» **SHORT PROBLEM**:
Among the entries below, find how many lines carry the word "cosx" and state only that figure.

(Extracted records)
★ ★ ★

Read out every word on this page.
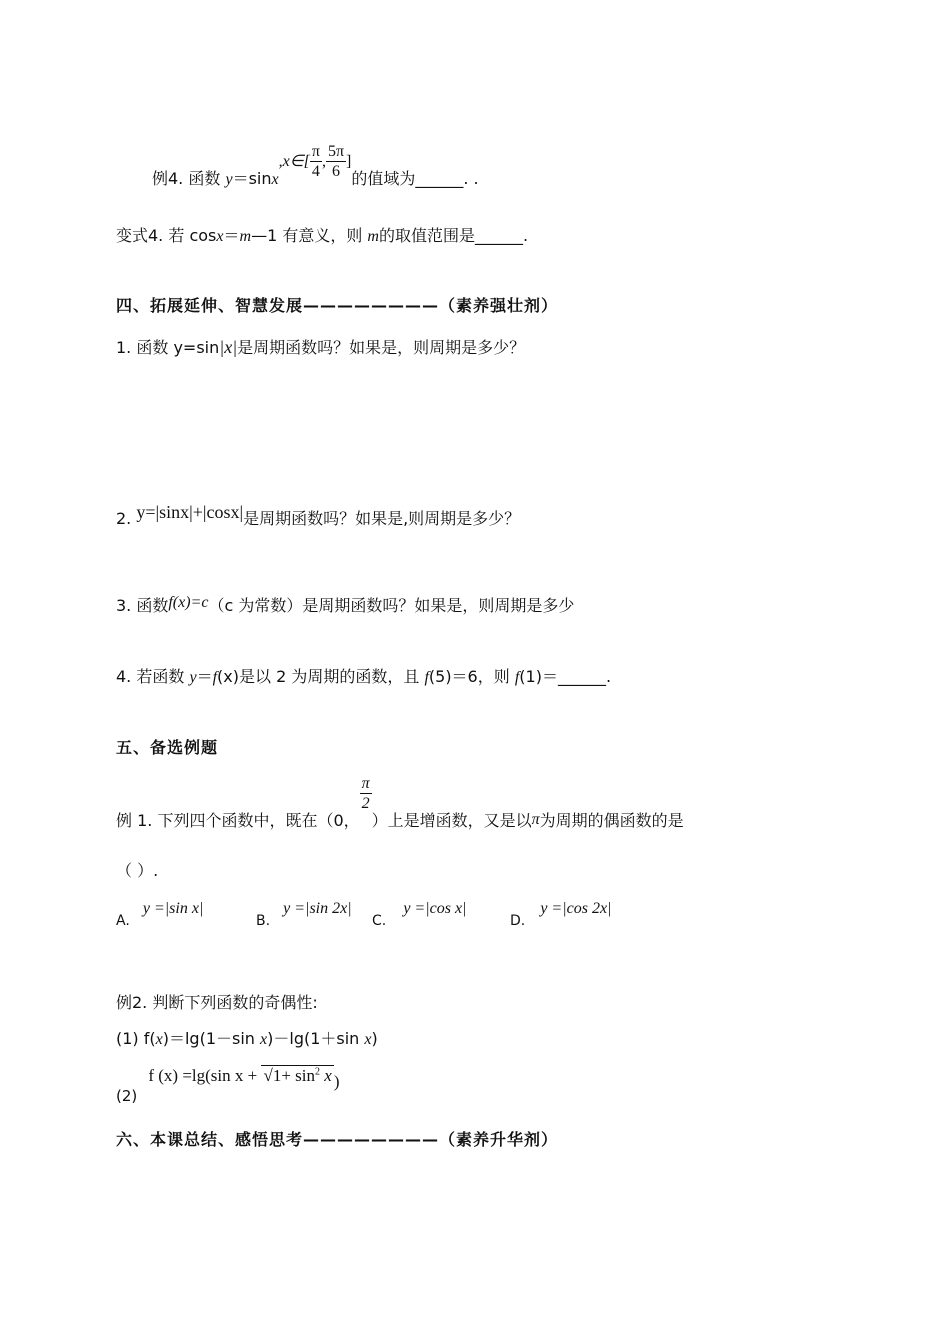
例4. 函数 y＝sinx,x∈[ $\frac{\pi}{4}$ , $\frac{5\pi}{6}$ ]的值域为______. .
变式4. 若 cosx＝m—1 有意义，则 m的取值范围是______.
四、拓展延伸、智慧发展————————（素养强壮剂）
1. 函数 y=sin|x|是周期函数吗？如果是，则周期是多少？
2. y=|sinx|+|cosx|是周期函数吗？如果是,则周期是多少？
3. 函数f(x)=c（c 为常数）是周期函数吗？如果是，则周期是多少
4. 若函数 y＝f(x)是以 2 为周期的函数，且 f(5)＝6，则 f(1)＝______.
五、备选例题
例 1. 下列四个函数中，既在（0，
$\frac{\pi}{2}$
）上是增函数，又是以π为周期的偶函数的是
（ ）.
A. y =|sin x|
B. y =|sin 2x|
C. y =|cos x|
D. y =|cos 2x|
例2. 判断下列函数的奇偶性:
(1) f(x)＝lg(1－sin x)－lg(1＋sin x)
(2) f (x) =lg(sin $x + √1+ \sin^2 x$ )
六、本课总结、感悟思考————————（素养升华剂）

★ ★ ★

» **RESULT BELOW**:
2